» Exercise
Collect each line of the entries that holds the string "executions".

#### Data excerpts ####

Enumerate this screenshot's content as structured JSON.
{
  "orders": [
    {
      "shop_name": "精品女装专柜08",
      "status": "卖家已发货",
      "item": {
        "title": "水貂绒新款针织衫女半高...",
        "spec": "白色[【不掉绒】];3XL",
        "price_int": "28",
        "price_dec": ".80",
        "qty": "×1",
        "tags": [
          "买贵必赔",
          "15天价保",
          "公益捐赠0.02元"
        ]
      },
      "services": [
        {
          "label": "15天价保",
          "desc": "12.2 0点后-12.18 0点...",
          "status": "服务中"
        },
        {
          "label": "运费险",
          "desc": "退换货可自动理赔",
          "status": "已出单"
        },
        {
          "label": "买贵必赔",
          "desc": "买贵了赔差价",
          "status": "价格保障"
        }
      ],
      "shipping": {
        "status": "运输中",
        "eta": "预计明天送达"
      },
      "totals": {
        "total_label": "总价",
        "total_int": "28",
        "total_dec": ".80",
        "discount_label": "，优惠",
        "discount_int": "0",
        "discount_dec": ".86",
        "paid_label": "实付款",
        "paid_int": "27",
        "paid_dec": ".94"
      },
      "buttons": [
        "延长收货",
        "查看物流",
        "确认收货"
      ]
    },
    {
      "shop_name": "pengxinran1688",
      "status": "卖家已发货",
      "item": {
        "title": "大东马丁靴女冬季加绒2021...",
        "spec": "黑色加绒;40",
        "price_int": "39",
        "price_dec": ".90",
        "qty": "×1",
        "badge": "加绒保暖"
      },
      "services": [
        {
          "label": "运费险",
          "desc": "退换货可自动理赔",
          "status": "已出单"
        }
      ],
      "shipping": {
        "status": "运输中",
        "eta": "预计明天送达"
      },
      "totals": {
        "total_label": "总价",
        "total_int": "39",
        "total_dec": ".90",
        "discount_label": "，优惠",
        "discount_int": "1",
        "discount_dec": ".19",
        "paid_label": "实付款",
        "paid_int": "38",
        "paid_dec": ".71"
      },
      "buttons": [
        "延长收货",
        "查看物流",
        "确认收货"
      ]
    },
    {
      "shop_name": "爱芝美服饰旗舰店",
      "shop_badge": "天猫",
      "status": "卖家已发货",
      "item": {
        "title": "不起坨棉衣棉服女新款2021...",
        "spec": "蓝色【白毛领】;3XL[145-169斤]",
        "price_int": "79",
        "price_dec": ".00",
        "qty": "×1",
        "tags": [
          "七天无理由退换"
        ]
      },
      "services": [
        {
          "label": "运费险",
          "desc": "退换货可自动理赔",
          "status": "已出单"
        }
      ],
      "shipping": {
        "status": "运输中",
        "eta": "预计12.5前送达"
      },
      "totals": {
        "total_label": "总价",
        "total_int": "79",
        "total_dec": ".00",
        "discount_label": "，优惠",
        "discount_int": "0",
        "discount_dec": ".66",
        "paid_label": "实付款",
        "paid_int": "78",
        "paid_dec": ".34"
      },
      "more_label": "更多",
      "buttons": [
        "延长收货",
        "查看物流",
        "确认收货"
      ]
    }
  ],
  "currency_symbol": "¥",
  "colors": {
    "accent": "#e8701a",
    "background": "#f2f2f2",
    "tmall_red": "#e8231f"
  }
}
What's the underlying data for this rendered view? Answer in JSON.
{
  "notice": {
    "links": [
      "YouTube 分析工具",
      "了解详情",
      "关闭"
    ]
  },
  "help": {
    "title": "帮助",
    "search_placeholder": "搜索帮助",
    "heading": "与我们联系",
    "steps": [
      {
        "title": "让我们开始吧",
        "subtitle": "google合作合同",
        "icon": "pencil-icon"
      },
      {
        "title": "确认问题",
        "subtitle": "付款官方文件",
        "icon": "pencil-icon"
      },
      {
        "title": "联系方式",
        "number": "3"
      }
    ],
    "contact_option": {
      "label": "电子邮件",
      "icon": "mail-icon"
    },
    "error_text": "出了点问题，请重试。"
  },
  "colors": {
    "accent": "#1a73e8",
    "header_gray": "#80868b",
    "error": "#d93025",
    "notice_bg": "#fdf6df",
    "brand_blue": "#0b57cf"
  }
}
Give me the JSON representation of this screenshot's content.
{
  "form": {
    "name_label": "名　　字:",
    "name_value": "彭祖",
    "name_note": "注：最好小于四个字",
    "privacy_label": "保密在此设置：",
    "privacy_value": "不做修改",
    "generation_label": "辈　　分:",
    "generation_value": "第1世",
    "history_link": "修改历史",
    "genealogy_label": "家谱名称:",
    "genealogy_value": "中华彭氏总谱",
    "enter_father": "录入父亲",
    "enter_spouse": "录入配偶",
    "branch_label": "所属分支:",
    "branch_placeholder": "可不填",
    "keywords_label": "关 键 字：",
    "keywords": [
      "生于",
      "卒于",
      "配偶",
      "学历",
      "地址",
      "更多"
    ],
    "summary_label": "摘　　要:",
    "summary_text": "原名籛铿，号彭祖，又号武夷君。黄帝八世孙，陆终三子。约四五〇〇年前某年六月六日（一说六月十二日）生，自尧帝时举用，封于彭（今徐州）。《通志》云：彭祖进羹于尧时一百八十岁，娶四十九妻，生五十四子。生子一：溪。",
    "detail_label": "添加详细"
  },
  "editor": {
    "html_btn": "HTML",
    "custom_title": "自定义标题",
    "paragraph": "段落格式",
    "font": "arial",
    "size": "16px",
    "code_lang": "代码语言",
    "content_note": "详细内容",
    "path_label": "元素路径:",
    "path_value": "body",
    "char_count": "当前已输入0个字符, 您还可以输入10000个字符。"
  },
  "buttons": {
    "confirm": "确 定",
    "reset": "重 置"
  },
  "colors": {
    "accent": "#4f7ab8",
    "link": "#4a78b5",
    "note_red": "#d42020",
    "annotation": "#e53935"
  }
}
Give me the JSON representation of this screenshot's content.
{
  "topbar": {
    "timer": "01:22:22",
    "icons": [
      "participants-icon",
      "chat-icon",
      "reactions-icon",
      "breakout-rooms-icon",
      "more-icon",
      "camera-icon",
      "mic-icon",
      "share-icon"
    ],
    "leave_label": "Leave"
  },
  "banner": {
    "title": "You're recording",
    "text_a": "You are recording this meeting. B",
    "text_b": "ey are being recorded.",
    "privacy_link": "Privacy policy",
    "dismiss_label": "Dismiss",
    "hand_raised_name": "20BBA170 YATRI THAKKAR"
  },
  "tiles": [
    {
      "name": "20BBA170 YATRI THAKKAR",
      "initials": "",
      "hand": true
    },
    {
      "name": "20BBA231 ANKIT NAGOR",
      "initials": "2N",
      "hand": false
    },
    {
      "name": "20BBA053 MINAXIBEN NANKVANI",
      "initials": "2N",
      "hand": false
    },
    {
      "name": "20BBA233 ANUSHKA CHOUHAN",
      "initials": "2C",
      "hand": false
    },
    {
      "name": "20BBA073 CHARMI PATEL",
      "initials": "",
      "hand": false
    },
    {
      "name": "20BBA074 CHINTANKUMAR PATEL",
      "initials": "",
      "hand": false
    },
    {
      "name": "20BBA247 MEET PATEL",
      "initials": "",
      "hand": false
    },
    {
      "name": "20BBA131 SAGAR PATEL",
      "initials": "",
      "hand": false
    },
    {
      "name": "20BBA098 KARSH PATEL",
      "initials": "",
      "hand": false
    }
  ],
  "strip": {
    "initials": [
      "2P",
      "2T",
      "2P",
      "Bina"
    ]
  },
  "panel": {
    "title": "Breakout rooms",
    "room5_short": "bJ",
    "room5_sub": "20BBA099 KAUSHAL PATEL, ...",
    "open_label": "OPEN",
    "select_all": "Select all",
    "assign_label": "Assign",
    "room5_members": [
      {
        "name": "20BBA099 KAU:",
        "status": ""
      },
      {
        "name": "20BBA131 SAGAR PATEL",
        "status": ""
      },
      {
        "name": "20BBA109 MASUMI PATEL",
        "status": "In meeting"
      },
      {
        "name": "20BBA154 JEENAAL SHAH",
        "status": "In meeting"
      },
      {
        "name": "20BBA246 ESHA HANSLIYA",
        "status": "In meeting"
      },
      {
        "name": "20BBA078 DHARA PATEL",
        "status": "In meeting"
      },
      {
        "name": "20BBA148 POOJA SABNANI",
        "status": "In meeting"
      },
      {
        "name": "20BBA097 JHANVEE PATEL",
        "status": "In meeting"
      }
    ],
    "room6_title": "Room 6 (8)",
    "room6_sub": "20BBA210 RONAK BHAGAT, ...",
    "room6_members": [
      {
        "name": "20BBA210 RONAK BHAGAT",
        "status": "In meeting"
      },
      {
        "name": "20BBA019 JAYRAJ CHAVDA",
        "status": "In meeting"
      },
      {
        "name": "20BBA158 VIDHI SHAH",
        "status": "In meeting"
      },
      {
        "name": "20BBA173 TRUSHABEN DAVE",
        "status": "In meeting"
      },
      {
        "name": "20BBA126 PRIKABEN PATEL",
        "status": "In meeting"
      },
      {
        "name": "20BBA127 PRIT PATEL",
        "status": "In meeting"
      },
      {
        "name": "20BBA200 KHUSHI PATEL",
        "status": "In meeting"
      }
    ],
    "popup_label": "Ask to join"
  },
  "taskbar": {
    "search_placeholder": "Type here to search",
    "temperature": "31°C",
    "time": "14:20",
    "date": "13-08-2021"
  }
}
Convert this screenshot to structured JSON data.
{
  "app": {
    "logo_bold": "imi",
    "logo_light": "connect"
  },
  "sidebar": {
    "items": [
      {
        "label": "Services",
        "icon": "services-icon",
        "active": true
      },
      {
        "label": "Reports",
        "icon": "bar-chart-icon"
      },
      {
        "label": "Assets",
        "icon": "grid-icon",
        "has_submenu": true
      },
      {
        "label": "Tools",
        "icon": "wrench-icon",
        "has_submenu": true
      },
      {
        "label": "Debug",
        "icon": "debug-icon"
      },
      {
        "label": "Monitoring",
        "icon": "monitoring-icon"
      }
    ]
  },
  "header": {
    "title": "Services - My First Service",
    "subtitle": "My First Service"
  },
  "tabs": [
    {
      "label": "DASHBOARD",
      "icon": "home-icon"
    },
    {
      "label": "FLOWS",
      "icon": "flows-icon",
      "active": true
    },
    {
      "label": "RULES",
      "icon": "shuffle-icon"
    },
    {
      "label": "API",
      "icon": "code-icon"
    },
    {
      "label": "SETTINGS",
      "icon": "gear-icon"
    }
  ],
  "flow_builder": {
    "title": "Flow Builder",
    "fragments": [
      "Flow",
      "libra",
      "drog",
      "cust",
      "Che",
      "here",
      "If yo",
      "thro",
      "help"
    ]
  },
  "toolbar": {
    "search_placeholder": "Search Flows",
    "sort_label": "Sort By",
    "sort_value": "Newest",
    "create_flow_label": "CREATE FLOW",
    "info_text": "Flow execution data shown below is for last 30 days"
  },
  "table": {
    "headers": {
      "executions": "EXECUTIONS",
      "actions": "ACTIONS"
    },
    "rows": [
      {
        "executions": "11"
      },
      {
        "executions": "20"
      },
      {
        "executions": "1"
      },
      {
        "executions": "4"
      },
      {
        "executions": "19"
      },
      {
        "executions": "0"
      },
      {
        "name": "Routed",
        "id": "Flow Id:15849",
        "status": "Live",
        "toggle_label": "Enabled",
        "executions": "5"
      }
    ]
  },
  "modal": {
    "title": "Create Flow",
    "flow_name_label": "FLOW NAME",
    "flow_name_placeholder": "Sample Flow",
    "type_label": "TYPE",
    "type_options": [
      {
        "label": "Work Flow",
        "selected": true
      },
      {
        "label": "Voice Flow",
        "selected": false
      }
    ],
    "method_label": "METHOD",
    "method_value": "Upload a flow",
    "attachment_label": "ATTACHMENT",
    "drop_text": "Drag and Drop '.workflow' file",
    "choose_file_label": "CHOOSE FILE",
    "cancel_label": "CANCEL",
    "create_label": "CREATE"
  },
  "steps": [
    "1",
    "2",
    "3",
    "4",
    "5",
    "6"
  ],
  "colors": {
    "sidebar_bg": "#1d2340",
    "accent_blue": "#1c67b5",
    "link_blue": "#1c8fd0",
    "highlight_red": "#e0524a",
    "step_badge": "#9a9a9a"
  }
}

####

» Exercise output
      "executions": "EXECUTIONS",
        "executions": "11"
        "executions": "20"
        "executions": "1"
        "executions": "4"
        "executions": "19"
        "executions": "0"
        "executions": "5"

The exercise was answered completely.